#### GIVEN PROBLEM:
Rewrite the lines below, changing every "тис.грн." to "тис. грн." and leaving everything else unchanged. Leave out the picture.

#### DATA PROVIDED:
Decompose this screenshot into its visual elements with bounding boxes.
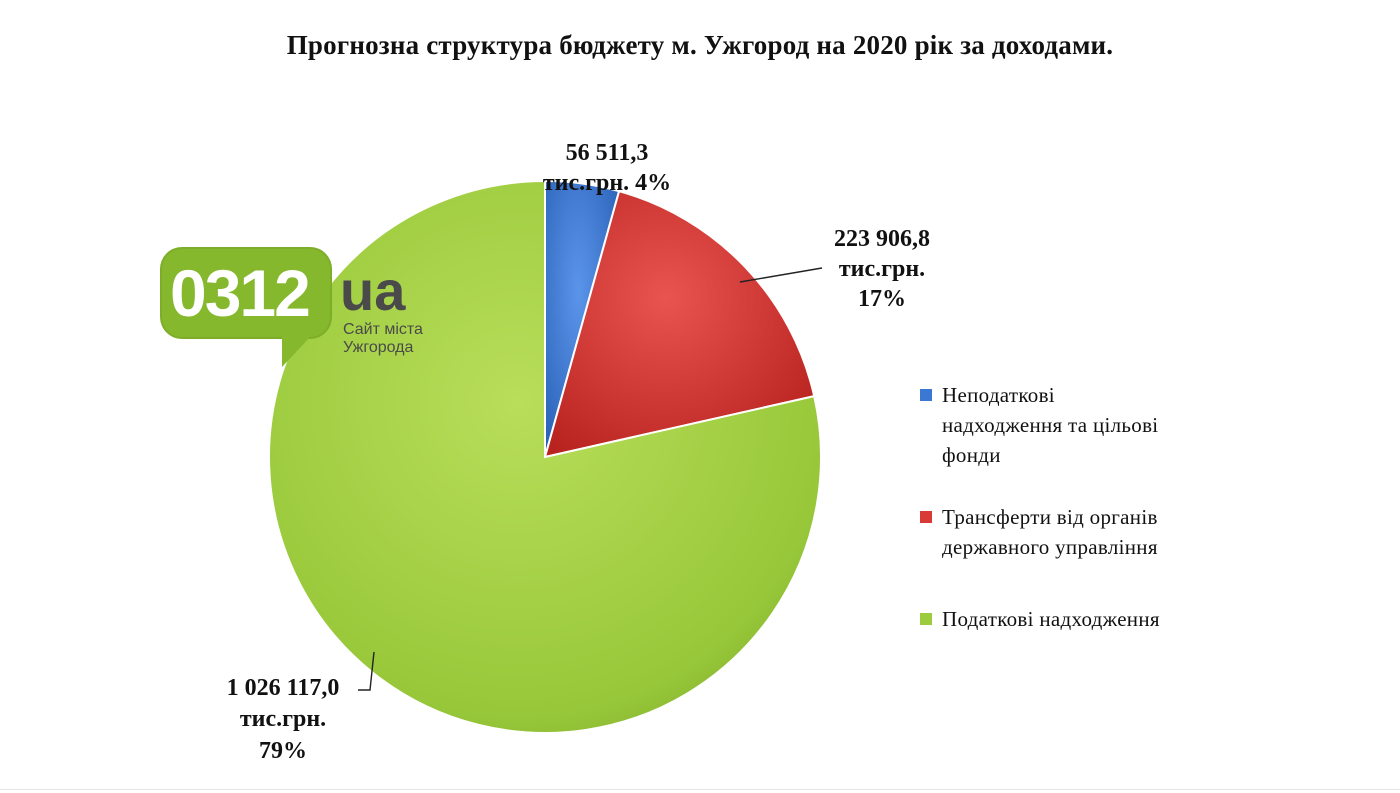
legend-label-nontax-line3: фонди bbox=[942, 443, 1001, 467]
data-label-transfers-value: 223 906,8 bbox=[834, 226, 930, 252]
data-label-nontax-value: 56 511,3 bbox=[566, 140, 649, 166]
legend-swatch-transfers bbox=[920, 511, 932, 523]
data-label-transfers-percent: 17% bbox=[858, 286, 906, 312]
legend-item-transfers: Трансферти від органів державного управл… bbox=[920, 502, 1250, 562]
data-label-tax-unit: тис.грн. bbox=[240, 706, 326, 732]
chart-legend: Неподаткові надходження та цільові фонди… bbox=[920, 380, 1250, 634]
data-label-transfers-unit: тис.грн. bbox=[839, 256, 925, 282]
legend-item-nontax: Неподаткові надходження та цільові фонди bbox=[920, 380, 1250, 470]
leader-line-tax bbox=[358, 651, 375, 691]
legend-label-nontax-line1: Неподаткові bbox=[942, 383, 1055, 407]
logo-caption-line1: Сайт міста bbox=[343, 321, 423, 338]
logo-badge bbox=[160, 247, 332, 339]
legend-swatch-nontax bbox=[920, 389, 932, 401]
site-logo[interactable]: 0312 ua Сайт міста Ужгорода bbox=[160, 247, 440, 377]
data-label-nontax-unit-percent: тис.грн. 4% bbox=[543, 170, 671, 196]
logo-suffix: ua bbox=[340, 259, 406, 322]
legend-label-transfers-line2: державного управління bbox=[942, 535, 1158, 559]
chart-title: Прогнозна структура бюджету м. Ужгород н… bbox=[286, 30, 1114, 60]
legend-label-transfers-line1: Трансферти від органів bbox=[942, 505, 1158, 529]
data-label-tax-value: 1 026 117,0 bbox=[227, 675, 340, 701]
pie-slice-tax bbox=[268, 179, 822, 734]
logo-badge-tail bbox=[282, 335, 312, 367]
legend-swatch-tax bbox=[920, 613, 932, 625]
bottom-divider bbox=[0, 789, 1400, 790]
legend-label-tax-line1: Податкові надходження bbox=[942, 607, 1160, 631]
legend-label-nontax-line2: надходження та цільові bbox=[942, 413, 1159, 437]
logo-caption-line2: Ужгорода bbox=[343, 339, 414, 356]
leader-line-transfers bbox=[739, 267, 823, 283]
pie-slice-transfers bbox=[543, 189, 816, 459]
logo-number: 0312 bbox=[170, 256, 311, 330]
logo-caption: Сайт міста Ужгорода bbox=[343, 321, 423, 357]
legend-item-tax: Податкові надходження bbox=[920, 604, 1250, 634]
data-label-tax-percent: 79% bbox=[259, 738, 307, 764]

#### SOLUTION BELOW:
Decompose this screenshot into its visual elements with bounding boxes.
legend-label-nontax-line3: фонди bbox=[942, 443, 1001, 467]
data-label-transfers-value: 223 906,8 bbox=[834, 226, 930, 252]
data-label-nontax-value: 56 511,3 bbox=[566, 140, 649, 166]
legend-swatch-transfers bbox=[920, 511, 932, 523]
data-label-transfers-percent: 17% bbox=[858, 286, 906, 312]
legend-item-transfers: Трансферти від органів державного управл… bbox=[920, 502, 1250, 562]
data-label-tax-unit: тис. грн. bbox=[240, 706, 326, 732]
chart-legend: Неподаткові надходження та цільові фонди… bbox=[920, 380, 1250, 634]
data-label-transfers-unit: тис. грн. bbox=[839, 256, 925, 282]
legend-item-nontax: Неподаткові надходження та цільові фонди bbox=[920, 380, 1250, 470]
leader-line-tax bbox=[358, 651, 375, 691]
legend-label-nontax-line1: Неподаткові bbox=[942, 383, 1055, 407]
logo-caption-line1: Сайт міста bbox=[343, 321, 423, 338]
logo-badge bbox=[160, 247, 332, 339]
legend-swatch-nontax bbox=[920, 389, 932, 401]
site-logo[interactable]: 0312 ua Сайт міста Ужгорода bbox=[160, 247, 440, 377]
data-label-nontax-unit-percent: тис. грн. 4% bbox=[543, 170, 671, 196]
logo-suffix: ua bbox=[340, 259, 406, 322]
legend-label-transfers-line2: державного управління bbox=[942, 535, 1158, 559]
chart-title: Прогнозна структура бюджету м. Ужгород н… bbox=[286, 30, 1114, 60]
legend-label-transfers-line1: Трансферти від органів bbox=[942, 505, 1158, 529]
data-label-tax-value: 1 026 117,0 bbox=[227, 675, 340, 701]
pie-slice-tax bbox=[268, 179, 822, 734]
logo-badge-tail bbox=[282, 335, 312, 367]
legend-swatch-tax bbox=[920, 613, 932, 625]
bottom-divider bbox=[0, 789, 1400, 790]
legend-label-tax-line1: Податкові надходження bbox=[942, 607, 1160, 631]
legend-label-nontax-line2: надходження та цільові bbox=[942, 413, 1159, 437]
logo-caption-line2: Ужгорода bbox=[343, 339, 414, 356]
leader-line-transfers bbox=[739, 267, 823, 283]
pie-slice-transfers bbox=[543, 189, 816, 459]
logo-number: 0312 bbox=[170, 256, 311, 330]
logo-caption: Сайт міста Ужгорода bbox=[343, 321, 423, 357]
legend-item-tax: Податкові надходження bbox=[920, 604, 1250, 634]
data-label-tax-percent: 79% bbox=[259, 738, 307, 764]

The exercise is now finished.